Read the records and write them out again exactly.

◆ ◆ ◆ ◆ ◆ ◆ ◆

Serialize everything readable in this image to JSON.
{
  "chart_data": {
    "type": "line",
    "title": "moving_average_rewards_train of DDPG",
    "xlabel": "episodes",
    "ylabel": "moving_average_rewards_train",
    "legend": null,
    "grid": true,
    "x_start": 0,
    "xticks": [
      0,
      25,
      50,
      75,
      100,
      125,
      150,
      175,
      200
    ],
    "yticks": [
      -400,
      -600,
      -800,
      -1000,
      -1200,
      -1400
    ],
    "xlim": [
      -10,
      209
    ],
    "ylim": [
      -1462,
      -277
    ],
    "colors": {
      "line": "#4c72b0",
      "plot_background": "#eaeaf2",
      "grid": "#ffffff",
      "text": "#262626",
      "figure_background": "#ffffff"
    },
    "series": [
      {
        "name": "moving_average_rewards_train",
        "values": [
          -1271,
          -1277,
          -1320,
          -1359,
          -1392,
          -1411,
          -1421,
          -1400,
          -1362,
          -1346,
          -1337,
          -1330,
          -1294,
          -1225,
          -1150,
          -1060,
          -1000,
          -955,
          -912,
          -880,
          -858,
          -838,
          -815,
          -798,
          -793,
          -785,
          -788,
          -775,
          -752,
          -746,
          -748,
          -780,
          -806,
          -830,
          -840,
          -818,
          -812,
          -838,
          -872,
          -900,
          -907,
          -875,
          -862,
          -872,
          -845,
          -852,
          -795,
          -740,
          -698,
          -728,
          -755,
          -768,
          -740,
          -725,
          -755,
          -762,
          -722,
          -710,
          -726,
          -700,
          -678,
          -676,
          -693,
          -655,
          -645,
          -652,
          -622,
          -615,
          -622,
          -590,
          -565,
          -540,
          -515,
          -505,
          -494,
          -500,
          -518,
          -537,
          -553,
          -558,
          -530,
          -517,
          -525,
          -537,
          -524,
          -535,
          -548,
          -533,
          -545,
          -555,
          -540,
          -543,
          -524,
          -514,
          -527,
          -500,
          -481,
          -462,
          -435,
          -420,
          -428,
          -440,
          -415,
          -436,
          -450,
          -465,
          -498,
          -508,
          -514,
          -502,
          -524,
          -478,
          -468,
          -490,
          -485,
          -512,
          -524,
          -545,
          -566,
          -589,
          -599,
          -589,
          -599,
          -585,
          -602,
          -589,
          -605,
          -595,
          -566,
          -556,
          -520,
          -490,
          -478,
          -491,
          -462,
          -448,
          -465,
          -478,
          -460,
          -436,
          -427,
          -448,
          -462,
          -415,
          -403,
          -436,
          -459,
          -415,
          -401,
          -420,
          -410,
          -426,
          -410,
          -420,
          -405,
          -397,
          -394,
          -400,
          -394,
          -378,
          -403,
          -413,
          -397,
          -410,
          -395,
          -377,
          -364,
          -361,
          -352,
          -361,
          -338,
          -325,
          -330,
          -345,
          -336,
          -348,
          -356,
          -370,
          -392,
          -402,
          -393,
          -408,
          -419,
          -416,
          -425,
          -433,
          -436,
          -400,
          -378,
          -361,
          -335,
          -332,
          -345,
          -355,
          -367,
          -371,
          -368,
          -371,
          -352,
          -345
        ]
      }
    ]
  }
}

◆ ◆ ◆ ◆ ◆ ◆ ◆

| RESPONSE TO THE TASK |
Serialize everything readable in this image to JSON.
{
  "chart_data": {
    "type": "line",
    "title": "moving_average_rewards_train of DDPG",
    "xlabel": "episodes",
    "ylabel": "moving_average_rewards_train",
    "legend": null,
    "grid": true,
    "x_start": 0,
    "xticks": [
      0,
      25,
      50,
      75,
      100,
      125,
      150,
      175,
      200
    ],
    "yticks": [
      -400,
      -600,
      -800,
      -1000,
      -1200,
      -1400
    ],
    "xlim": [
      -10,
      209
    ],
    "ylim": [
      -1462,
      -277
    ],
    "colors": {
      "line": "#4c72b0",
      "plot_background": "#eaeaf2",
      "grid": "#ffffff",
      "text": "#262626",
      "figure_background": "#ffffff"
    },
    "series": [
      {
        "name": "moving_average_rewards_train",
        "values": [
          -1271,
          -1277,
          -1320,
          -1359,
          -1392,
          -1411,
          -1421,
          -1400,
          -1362,
          -1346,
          -1337,
          -1330,
          -1294,
          -1225,
          -1150,
          -1060,
          -1000,
          -955,
          -912,
          -880,
          -858,
          -838,
          -815,
          -798,
          -793,
          -785,
          -788,
          -775,
          -752,
          -746,
          -748,
          -780,
          -806,
          -830,
          -840,
          -818,
          -812,
          -838,
          -872,
          -900,
          -907,
          -875,
          -862,
          -872,
          -845,
          -852,
          -795,
          -740,
          -698,
          -728,
          -755,
          -768,
          -740,
          -725,
          -755,
          -762,
          -722,
          -710,
          -726,
          -700,
          -678,
          -676,
          -693,
          -655,
          -645,
          -652,
          -622,
          -615,
          -622,
          -590,
          -565,
          -540,
          -515,
          -505,
          -494,
          -500,
          -518,
          -537,
          -553,
          -558,
          -530,
          -517,
          -525,
          -537,
          -524,
          -535,
          -548,
          -533,
          -545,
          -555,
          -540,
          -543,
          -524,
          -514,
          -527,
          -500,
          -481,
          -462,
          -435,
          -420,
          -428,
          -440,
          -415,
          -436,
          -450,
          -465,
          -498,
          -508,
          -514,
          -502,
          -524,
          -478,
          -468,
          -490,
          -485,
          -512,
          -524,
          -545,
          -566,
          -589,
          -599,
          -589,
          -599,
          -585,
          -602,
          -589,
          -605,
          -595,
          -566,
          -556,
          -520,
          -490,
          -478,
          -491,
          -462,
          -448,
          -465,
          -478,
          -460,
          -436,
          -427,
          -448,
          -462,
          -415,
          -403,
          -436,
          -459,
          -415,
          -401,
          -420,
          -410,
          -426,
          -410,
          -420,
          -405,
          -397,
          -394,
          -400,
          -394,
          -378,
          -403,
          -413,
          -397,
          -410,
          -395,
          -377,
          -364,
          -361,
          -352,
          -361,
          -338,
          -325,
          -330,
          -345,
          -336,
          -348,
          -356,
          -370,
          -392,
          -402,
          -393,
          -408,
          -419,
          -416,
          -425,
          -433,
          -436,
          -400,
          -378,
          -361,
          -335,
          -332,
          -345,
          -355,
          -367,
          -371,
          -368,
          -371,
          -352,
          -345
        ]
      }
    ]
  }
}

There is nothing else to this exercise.